------ TASK MATERIAL ------

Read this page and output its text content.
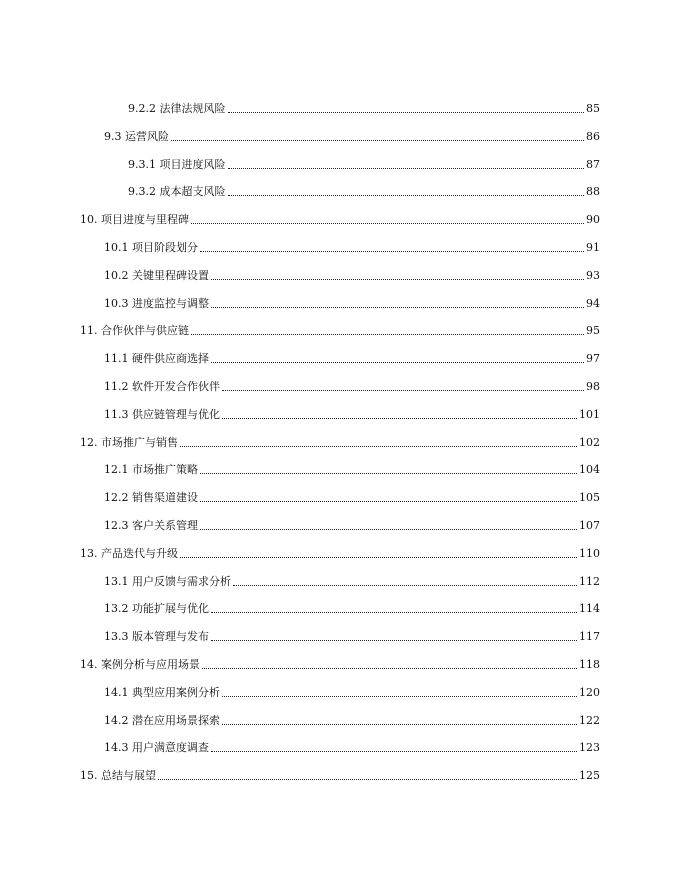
9.2.2 法律法规风险	85
9.3 运营风险	86
9.3.1 项目进度风险	87
9.3.2 成本超支风险	88
10. 项目进度与里程碑	90
10.1 项目阶段划分	91
10.2 关键里程碑设置	93
10.3 进度监控与调整	94
11. 合作伙伴与供应链	95
11.1 硬件供应商选择	97
11.2 软件开发合作伙伴	98
11.3 供应链管理与优化	101
12. 市场推广与销售	102
12.1 市场推广策略	104
12.2 销售渠道建设	105
12.3 客户关系管理	107
13. 产品迭代与升级	110
13.1 用户反馈与需求分析	112
13.2 功能扩展与优化	114
13.3 版本管理与发布	117
14. 案例分析与应用场景	118
14.1 典型应用案例分析	120
14.2 潜在应用场景探索	122
14.3 用户满意度调查	123
15. 总结与展望	125
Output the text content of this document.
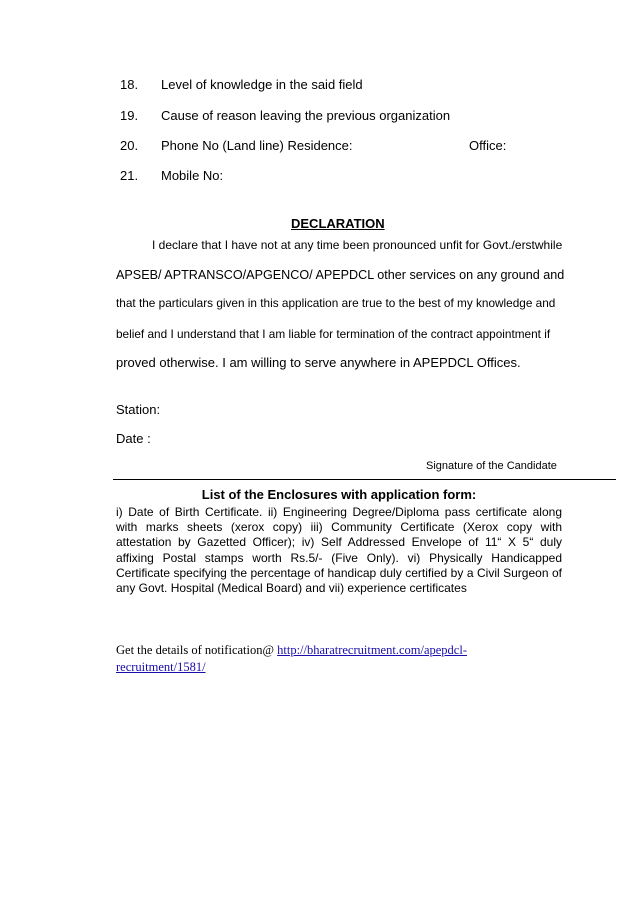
18. Level of knowledge in the said field
19. Cause of reason leaving the previous organization
20. Phone No (Land line) Residence:	Office:
21. Mobile No:
DECLARATION
I declare that I have not at any time been pronounced unfit for Govt./erstwhile
APSEB/ APTRANSCO/APGENCO/ APEPDCL other services on any ground and
that the particulars given in this application are true to the best of my knowledge and
belief and I understand that I am liable for termination of the contract appointment if
proved otherwise. I am willing to serve anywhere in APEPDCL Offices.
Station:
Date :
Signature of the Candidate

List of the Enclosures with application form:

i) Date of Birth Certificate. ii) Engineering Degree/Diploma pass certificate along with marks sheets (xerox copy) iii) Community Certificate (Xerox copy with attestation by Gazetted Officer); iv) Self Addressed Envelope of 11“ X 5“ duly affixing Postal stamps worth Rs.5/- (Five Only). vi) Physically Handicapped Certificate specifying the percentage of handicap duly certified by a Civil Surgeon of any Govt. Hospital (Medical Board) and vii) experience certificates

Get the details of notification@ http://bharatrecruitment.com/apepdcl-recruitment/1581/
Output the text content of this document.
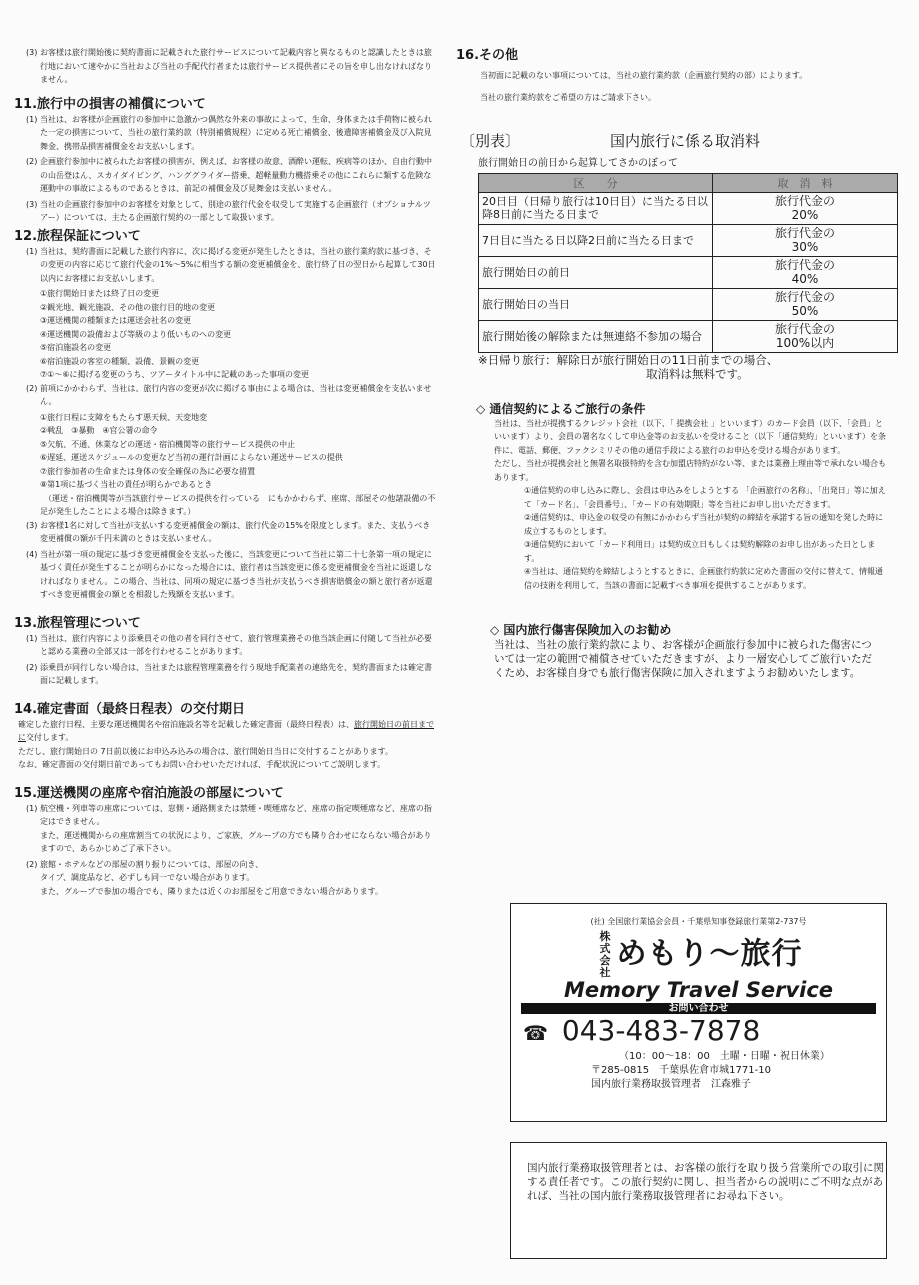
(3) お客様は旅行開始後に契約書面に記載された旅行サービスについて記載内容と異なるものと認識したときは旅行地において速やかに当社および当社の手配代行者または旅行サービス提供者にその旨を申し出なければなりません。
11.旅行中の損害の補償について
(1) 当社は、お客様が企画旅行の参加中に急激かつ偶然な外来の事故によって、生命、身体または手荷物に被られた一定の損害について、当社の旅行業約款（特別補償規程）に定める死亡補償金、後遺障害補償金及び入院見舞金、携帯品損害補償金をお支払いします。
(2) 企画旅行参加中に被られたお客様の損害が、例えば、お客様の故意、酒酔い運転、疾病等のほか、自由行動中の山岳登はん、スカイダイビング、ハンググライダー搭乗、超軽量動力機搭乗その他にこれらに類する危険な運動中の事故によるものであるときは、前記の補償金及び見舞金は支払いません。
(3) 当社の企画旅行参加中のお客様を対象として、別途の旅行代金を収受して実施する企画旅行（オプショナルツアー）については、主たる企画旅行契約の一部として取扱います。
12.旅程保証について
(1) 当社は、契約書面に記載した旅行内容に、次に掲げる変更が発生したときは、当社の旅行業約款に基づき、その変更の内容に応じて旅行代金の1%～5%に相当する額の変更補償金を、旅行終了日の翌日から起算して30日以内にお客様にお支払いします。
①旅行開始日または終了日の変更
②観光地、観光施設、その他の旅行目的地の変更
③運送機関の種類または運送会社名の変更
④運送機関の設備および等級のより低いものへの変更
⑤宿泊施設名の変更
⑥宿泊施設の客室の種類、設備、景観の変更
⑦①～⑥に掲げる変更のうち、ツアータイトル中に記載のあった事項の変更
(2) 前項にかかわらず、当社は、旅行内容の変更が次に掲げる事由による場合は、当社は変更補償金を支払いません。
①旅行日程に支障をもたらす悪天候、天変地変
②戦乱　③暴動　④官公署の命令
⑤欠航、不通、休業などの運送・宿泊機関等の旅行サービス提供の中止
⑥遅延、運送スケジュールの変更など当初の運行計画によらない運送サービスの提供
⑦旅行参加者の生命または身体の安全確保の為に必要な措置
⑧第1項に基づく当社の責任が明らかであるとき
　（運送・宿泊機関等が当該旅行サービスの提供を行っている　にもかかわらず、座席、部屋その他諸設備の不足が発生したことによる場合は除きます。）
(3) お客様1名に対して当社が支払いする変更補償金の額は、旅行代金の15%を限度とします。また、支払うべき変更補償の額が千円未満のときは支払いません。
(4) 当社が第一項の規定に基づき変更補償金を支払った後に、当該変更について当社に第二十七条第一項の規定に基づく責任が発生することが明らかになった場合には、旅行者は当該変更に係る変更補償金を当社に返還しなければなりません。この場合、当社は、同項の規定に基づき当社が支払うべき損害賠償金の額と旅行者が返還すべき変更補償金の額とを相殺した残額を支払います。
13.旅程管理について
(1) 当社は、旅行内容により添乗員その他の者を同行させて、旅行管理業務その他当該企画に付随して当社が必要と認める業務の全部又は一部を行わせることがあります。
(2) 添乗員が同行しない場合は、当社または旅程管理業務を行う現地手配業者の連絡先を、契約書面または確定書面に記載します。
14.確定書面（最終日程表）の交付期日
確定した旅行日程、主要な運送機関名や宿泊施設名等を記載した確定書面（最終日程表）は、旅行開始日の前日までに交付します。
ただし、旅行開始日の 7日前以後にお申込み込みの場合は、旅行開始日当日に交付することがあります。
なお、確定書面の交付期日前であってもお問い合わせいただければ、手配状況についてご説明します。
15.運送機関の座席や宿泊施設の部屋について
(1) 航空機・列車等の座席については、窓側・通路側または禁煙・喫煙席など、座席の指定喫煙席など、座席の指定はできません。
また、運送機関からの座席割当ての状況により、ご家族、グループの方でも隣り合わせにならない場合がありますので、あらかじめご了承下さい。
(2) 旅館・ホテルなどの部屋の割り振りについては、部屋の向き、
タイプ、調度品など、必ずしも同一でない場合があります。
また、グループで参加の場合でも、隣りまたは近くのお部屋をご用意できない場合があります。
16.その他
当初面に記載のない事項については、当社の旅行業約款（企画旅行契約の部）によります。
当社の旅行業約款をご希望の方はご請求下さい。
〔別表〕	国内旅行に係る取消料
旅行開始日の前日から起算してさかのぼって
区　　分	取　消　料
20日目（日帰り旅行は10日目）に当たる日以降8日前に当たる日まで	旅行代金の
20%
7日目に当たる日以降2日前に当たる日まで	旅行代金の
30%
旅行開始日の前日	旅行代金の
40%
旅行開始日の当日	旅行代金の
50%
旅行開始後の解除または無連絡不参加の場合	旅行代金の
100%以内
※日帰り旅行：解除日が旅行開始日の11日前までの場合、
取消料は無料です。
◇ 通信契約によるご旅行の条件
当社は、当社が提携するクレジット会社（以下、「 提携会社 」といいます）のカード会員（以下、「会員」といいます）より、会員の署名なくして申込金等のお支払いを受けること（以下「通信契約」といいます）を条件に、電話、郵便、ファクシミリその他の通信手段による旅行のお申込を受ける場合があります。
ただし、当社が提携会社と無署名取扱特約を含む加盟店特約がない等、または業務上理由等で承れない場合もあります。
①通信契約の申し込みに際し、会員は申込みをしようとする 「企画旅行の名称」、「出発日」等に加えて「カード名」、「会員番号」、「カードの有効期限」等を当社にお申し出いただきます。
②通信契約は、申込金の収受の有無にかかわらず当社が契約の締結を承諾する旨の通知を発した時に成立するものとします。
③通信契約において「カード利用日」は契約成立日もしくは契約解除のお申し出があった日とします。
④当社は、通信契約を締結しようとするときに、企画旅行約款に定めた書面の交付に替えて、情報通信の技術を利用して、当該の書面に記載すべき事項を提供することがあります。
◇ 国内旅行傷害保険加入のお勧め
当社は、当社の旅行業約款により、お客様が企画旅行参加中に被られた傷害については一定の範囲で補償させていただきますが、より一層安心してご旅行いただくため、お客様自身でも旅行傷害保険に加入されますようお勧めいたします。
(社) 全国旅行業協会会員・千葉県知事登録旅行業第2-737号
株式会社めもり～旅行
Memory Travel Service
お問い合わせ
☎ 043-483-7878
（10：00～18：00　土曜・日曜・祝日休業）
〒285-0815　千葉県佐倉市城1771-10
国内旅行業務取扱管理者　江森雅子
国内旅行業務取扱管理者とは、お客様の旅行を取り扱う営業所での取引に関する責任者です。この旅行契約に関し、担当者からの説明にご不明な点があれば、当社の国内旅行業務取扱管理者にお尋ね下さい。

------

| INSTRUCTIONS FOR THE TASK |
Give the number of lines in the entries that hold the word "最終日程表", and nothing else.

| ANSWER BELOW |
2